§ **Objective**:
Work out how many lines of the listing hold the string "vaccinaties", then answer with that number and nothing else.

§ **Figure contents as structured data**:
* start *

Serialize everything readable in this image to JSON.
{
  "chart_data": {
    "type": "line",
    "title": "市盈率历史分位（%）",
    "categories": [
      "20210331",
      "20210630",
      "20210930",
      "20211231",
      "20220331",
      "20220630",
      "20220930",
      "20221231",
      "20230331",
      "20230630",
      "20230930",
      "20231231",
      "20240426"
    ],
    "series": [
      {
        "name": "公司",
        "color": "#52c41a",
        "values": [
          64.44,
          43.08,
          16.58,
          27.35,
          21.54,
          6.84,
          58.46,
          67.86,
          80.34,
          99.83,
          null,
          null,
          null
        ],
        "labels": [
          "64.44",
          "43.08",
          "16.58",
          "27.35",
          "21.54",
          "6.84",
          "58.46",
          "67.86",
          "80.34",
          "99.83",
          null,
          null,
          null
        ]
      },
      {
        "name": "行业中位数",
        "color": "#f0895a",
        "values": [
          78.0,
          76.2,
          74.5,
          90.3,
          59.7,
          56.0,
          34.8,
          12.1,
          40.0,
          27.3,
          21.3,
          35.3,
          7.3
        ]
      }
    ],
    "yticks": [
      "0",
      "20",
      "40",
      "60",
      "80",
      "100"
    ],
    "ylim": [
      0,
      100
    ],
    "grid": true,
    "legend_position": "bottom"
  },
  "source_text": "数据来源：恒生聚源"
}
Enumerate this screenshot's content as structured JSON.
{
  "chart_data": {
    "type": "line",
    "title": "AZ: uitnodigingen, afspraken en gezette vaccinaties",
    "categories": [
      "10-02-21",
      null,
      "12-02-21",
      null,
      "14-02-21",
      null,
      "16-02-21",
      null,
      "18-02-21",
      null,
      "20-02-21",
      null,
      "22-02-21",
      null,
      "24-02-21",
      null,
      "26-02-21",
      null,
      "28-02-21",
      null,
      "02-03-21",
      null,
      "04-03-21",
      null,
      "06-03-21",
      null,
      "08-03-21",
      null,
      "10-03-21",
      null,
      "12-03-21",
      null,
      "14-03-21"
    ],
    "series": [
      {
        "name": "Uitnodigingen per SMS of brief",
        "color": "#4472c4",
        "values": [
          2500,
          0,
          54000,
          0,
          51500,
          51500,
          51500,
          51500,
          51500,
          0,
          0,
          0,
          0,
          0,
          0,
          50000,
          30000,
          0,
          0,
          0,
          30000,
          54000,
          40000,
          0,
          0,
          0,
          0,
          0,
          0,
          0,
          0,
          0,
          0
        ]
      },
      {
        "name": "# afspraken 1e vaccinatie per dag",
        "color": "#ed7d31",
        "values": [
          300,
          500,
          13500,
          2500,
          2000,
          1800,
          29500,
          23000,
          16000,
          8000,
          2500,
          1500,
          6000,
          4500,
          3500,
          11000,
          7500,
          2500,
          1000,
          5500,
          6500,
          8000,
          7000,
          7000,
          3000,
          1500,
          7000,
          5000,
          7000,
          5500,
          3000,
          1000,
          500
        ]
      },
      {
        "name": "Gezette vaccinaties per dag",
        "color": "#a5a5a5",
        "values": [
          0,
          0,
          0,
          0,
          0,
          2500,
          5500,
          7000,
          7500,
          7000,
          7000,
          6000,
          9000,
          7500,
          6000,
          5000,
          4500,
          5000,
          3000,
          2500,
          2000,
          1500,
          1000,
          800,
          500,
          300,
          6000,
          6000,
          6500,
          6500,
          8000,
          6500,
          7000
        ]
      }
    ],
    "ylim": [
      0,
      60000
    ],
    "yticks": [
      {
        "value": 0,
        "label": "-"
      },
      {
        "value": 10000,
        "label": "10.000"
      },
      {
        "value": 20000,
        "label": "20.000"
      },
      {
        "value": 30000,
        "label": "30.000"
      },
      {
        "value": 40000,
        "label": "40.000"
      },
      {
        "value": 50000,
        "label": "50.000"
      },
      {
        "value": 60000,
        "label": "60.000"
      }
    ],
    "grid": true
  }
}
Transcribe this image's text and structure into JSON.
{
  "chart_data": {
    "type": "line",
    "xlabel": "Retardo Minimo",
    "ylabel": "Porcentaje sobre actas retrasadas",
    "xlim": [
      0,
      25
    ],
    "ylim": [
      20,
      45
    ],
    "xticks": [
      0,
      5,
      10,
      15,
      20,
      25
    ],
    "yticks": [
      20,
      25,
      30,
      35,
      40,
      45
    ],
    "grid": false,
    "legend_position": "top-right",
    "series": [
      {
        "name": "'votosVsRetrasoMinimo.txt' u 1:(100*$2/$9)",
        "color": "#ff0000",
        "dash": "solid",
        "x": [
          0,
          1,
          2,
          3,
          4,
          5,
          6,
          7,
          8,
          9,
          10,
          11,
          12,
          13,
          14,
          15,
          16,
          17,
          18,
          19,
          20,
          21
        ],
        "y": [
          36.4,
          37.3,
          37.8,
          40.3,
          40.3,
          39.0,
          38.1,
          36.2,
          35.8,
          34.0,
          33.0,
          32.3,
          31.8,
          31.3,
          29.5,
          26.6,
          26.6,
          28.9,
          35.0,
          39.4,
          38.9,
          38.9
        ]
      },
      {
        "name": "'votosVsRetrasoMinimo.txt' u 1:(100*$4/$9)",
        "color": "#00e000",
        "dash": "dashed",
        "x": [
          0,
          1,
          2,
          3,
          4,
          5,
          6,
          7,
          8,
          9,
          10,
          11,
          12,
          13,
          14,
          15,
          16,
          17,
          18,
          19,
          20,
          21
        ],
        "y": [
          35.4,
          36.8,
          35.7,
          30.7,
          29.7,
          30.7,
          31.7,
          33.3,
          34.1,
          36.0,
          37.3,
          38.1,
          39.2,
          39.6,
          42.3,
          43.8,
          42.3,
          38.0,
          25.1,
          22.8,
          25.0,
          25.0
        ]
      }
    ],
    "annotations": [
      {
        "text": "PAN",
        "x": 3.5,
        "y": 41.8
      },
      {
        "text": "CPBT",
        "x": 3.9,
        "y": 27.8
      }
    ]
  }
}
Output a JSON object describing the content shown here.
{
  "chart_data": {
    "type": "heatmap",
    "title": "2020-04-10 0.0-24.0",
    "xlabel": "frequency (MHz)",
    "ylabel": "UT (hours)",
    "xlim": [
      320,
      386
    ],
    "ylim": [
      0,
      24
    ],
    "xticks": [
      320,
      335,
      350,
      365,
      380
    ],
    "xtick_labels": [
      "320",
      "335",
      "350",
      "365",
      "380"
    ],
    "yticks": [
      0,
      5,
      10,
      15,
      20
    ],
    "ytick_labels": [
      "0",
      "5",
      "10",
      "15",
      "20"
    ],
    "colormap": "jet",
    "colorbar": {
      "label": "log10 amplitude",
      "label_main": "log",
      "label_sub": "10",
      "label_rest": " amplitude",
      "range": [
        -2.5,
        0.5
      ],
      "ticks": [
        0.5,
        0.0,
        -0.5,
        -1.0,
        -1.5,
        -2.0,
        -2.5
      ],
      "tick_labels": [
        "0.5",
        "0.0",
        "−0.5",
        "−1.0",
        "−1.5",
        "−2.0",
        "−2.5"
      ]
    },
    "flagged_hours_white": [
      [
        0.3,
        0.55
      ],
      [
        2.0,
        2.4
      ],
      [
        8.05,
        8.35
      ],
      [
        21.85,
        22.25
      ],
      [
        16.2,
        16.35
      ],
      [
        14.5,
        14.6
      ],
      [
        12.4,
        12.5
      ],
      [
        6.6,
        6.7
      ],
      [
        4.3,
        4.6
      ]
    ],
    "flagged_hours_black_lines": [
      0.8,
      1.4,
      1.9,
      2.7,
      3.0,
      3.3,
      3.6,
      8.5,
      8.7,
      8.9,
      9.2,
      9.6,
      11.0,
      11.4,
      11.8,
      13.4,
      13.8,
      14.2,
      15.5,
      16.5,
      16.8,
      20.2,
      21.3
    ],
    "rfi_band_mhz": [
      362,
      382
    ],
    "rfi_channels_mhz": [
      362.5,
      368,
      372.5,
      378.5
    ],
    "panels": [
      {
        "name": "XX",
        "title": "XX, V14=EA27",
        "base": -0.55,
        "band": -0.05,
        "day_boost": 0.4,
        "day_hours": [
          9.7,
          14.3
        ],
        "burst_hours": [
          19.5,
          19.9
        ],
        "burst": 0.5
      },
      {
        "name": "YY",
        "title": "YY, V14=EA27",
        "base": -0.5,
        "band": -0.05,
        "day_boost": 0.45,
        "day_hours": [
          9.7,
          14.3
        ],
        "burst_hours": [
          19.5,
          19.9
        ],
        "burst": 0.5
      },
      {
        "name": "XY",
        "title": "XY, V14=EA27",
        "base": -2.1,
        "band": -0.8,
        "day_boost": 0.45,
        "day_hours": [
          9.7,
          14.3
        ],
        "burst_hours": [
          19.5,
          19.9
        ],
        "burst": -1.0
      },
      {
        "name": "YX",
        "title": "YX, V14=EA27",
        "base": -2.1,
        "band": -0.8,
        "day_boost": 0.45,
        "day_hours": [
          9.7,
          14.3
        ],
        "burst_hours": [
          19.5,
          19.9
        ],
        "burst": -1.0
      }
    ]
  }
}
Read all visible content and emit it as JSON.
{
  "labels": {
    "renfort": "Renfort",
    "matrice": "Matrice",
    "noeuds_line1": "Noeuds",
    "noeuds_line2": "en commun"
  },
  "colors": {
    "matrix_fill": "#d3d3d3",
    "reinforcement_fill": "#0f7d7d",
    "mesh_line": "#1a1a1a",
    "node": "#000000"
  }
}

* end *

§ **Written solution**:
2